Task brief
Repeat the full listing, word for word.

****************************************

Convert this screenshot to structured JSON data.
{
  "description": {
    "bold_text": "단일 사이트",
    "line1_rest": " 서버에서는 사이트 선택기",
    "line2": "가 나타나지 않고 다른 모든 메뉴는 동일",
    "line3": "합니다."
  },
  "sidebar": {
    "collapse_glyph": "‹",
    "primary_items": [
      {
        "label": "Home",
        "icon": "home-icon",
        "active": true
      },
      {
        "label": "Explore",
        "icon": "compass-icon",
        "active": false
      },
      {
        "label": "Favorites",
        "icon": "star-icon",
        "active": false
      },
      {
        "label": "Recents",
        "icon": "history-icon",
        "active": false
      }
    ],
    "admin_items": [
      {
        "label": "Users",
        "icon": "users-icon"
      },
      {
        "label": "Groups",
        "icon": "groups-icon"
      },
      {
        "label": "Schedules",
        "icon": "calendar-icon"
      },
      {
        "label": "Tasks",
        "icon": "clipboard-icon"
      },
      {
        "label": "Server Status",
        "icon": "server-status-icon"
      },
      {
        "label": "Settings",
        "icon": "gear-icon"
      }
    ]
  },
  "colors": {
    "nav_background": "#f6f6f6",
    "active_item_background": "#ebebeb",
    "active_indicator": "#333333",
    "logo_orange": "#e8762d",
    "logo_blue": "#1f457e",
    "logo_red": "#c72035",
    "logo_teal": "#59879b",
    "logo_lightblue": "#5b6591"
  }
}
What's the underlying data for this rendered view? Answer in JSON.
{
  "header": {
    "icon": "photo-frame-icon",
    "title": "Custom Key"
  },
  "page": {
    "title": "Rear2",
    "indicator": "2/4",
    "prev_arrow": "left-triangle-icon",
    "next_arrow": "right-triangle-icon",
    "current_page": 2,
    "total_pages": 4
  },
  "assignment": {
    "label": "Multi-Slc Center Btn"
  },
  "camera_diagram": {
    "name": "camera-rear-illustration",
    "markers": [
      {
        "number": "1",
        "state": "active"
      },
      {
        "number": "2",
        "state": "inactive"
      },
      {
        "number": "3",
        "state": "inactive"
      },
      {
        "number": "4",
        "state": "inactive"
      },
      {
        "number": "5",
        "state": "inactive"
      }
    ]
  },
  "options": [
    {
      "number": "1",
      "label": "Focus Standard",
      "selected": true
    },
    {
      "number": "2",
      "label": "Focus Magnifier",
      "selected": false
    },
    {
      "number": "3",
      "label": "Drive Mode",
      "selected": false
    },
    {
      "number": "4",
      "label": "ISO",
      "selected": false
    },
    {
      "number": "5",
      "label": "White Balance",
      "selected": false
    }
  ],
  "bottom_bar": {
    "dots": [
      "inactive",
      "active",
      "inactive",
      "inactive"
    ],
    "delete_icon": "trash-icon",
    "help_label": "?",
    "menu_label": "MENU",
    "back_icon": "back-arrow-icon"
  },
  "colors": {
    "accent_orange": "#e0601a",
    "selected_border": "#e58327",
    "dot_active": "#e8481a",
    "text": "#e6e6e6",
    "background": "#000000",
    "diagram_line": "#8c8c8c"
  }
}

****************************************

Problem solution
Convert this screenshot to structured JSON data.
{
  "description": {
    "bold_text": "단일 사이트",
    "line1_rest": " 서버에서는 사이트 선택기",
    "line2": "가 나타나지 않고 다른 모든 메뉴는 동일",
    "line3": "합니다."
  },
  "sidebar": {
    "collapse_glyph": "‹",
    "primary_items": [
      {
        "label": "Home",
        "icon": "home-icon",
        "active": true
      },
      {
        "label": "Explore",
        "icon": "compass-icon",
        "active": false
      },
      {
        "label": "Favorites",
        "icon": "star-icon",
        "active": false
      },
      {
        "label": "Recents",
        "icon": "history-icon",
        "active": false
      }
    ],
    "admin_items": [
      {
        "label": "Users",
        "icon": "users-icon"
      },
      {
        "label": "Groups",
        "icon": "groups-icon"
      },
      {
        "label": "Schedules",
        "icon": "calendar-icon"
      },
      {
        "label": "Tasks",
        "icon": "clipboard-icon"
      },
      {
        "label": "Server Status",
        "icon": "server-status-icon"
      },
      {
        "label": "Settings",
        "icon": "gear-icon"
      }
    ]
  },
  "colors": {
    "nav_background": "#f6f6f6",
    "active_item_background": "#ebebeb",
    "active_indicator": "#333333",
    "logo_orange": "#e8762d",
    "logo_blue": "#1f457e",
    "logo_red": "#c72035",
    "logo_teal": "#59879b",
    "logo_lightblue": "#5b6591"
  }
}
What's the underlying data for this rendered view? Answer in JSON.
{
  "header": {
    "icon": "photo-frame-icon",
    "title": "Custom Key"
  },
  "page": {
    "title": "Rear2",
    "indicator": "2/4",
    "prev_arrow": "left-triangle-icon",
    "next_arrow": "right-triangle-icon",
    "current_page": 2,
    "total_pages": 4
  },
  "assignment": {
    "label": "Multi-Slc Center Btn"
  },
  "camera_diagram": {
    "name": "camera-rear-illustration",
    "markers": [
      {
        "number": "1",
        "state": "active"
      },
      {
        "number": "2",
        "state": "inactive"
      },
      {
        "number": "3",
        "state": "inactive"
      },
      {
        "number": "4",
        "state": "inactive"
      },
      {
        "number": "5",
        "state": "inactive"
      }
    ]
  },
  "options": [
    {
      "number": "1",
      "label": "Focus Standard",
      "selected": true
    },
    {
      "number": "2",
      "label": "Focus Magnifier",
      "selected": false
    },
    {
      "number": "3",
      "label": "Drive Mode",
      "selected": false
    },
    {
      "number": "4",
      "label": "ISO",
      "selected": false
    },
    {
      "number": "5",
      "label": "White Balance",
      "selected": false
    }
  ],
  "bottom_bar": {
    "dots": [
      "inactive",
      "active",
      "inactive",
      "inactive"
    ],
    "delete_icon": "trash-icon",
    "help_label": "?",
    "menu_label": "MENU",
    "back_icon": "back-arrow-icon"
  },
  "colors": {
    "accent_orange": "#e0601a",
    "selected_border": "#e58327",
    "dot_active": "#e8481a",
    "text": "#e6e6e6",
    "background": "#000000",
    "diagram_line": "#8c8c8c"
  }
}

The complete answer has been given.